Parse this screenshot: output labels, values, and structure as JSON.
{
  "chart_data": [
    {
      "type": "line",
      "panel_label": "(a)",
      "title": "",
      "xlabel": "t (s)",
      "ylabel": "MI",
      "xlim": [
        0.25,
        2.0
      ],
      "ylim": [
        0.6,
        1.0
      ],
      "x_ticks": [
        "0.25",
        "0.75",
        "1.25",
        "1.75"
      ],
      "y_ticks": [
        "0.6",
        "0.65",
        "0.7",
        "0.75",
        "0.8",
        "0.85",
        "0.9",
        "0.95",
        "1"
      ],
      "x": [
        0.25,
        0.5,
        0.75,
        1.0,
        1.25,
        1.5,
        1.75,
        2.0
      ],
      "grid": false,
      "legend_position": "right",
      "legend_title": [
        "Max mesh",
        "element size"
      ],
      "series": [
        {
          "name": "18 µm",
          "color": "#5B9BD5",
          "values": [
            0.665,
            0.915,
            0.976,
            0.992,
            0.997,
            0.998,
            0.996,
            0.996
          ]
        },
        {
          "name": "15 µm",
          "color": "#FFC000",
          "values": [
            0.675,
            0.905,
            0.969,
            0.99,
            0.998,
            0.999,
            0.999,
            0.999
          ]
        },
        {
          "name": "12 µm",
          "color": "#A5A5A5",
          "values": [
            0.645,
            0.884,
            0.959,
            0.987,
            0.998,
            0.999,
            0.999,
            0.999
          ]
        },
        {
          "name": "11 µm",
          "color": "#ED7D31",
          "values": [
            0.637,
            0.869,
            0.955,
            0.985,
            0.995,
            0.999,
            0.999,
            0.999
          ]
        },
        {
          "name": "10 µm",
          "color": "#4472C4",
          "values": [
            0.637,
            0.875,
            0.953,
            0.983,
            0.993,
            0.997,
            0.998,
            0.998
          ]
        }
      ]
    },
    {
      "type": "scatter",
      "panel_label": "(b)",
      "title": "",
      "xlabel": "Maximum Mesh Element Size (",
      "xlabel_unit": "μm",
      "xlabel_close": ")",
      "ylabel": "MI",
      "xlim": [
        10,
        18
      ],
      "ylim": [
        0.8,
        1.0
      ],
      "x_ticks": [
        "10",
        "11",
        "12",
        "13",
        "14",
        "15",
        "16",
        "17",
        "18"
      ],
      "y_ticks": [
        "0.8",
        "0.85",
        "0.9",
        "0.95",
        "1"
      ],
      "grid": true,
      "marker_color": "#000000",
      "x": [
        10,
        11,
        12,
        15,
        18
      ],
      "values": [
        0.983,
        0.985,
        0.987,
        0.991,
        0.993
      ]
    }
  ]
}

◇ ◇ ◇ ◇ ◇ ◇ ◇

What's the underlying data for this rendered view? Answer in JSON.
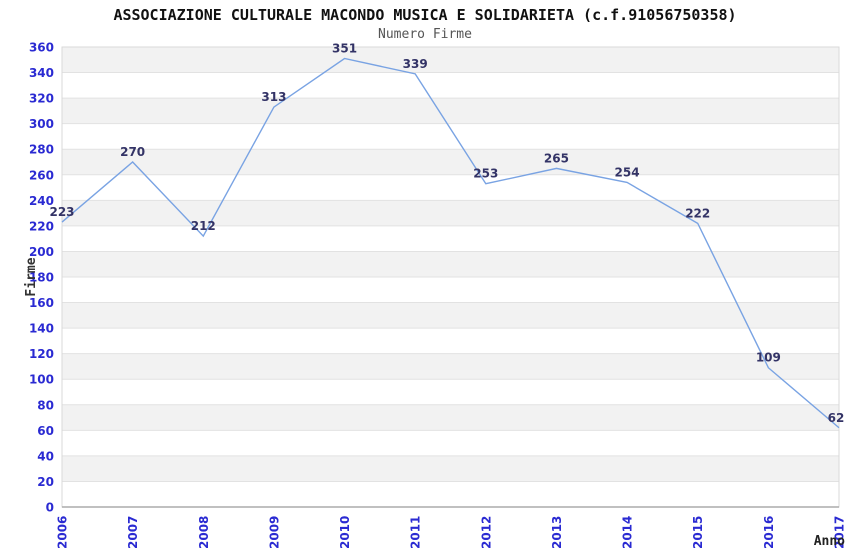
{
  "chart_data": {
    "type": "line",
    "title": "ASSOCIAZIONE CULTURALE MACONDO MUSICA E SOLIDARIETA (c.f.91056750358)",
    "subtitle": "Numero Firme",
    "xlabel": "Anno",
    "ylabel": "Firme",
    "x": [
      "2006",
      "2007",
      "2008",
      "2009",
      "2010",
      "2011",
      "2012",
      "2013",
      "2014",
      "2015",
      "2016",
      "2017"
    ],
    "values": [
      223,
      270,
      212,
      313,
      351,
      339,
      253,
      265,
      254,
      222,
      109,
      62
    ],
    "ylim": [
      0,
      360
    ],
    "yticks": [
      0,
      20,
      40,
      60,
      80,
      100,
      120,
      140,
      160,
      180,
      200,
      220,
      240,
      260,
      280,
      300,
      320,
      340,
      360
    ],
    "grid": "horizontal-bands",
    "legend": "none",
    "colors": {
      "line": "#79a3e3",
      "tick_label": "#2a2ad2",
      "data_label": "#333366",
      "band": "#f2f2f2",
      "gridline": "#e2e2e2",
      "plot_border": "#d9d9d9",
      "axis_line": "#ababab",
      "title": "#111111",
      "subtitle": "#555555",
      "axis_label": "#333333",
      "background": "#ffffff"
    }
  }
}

◇ ◇ ◇ ◇ ◇ ◇ ◇

§ **Task statement**
Filter the entries down to the lines containing "JSON". Copy each of those lines.

§ **The result**
Parse this screenshot: output labels, values, and structure as JSON.
What's the underlying data for this rendered view? Answer in JSON.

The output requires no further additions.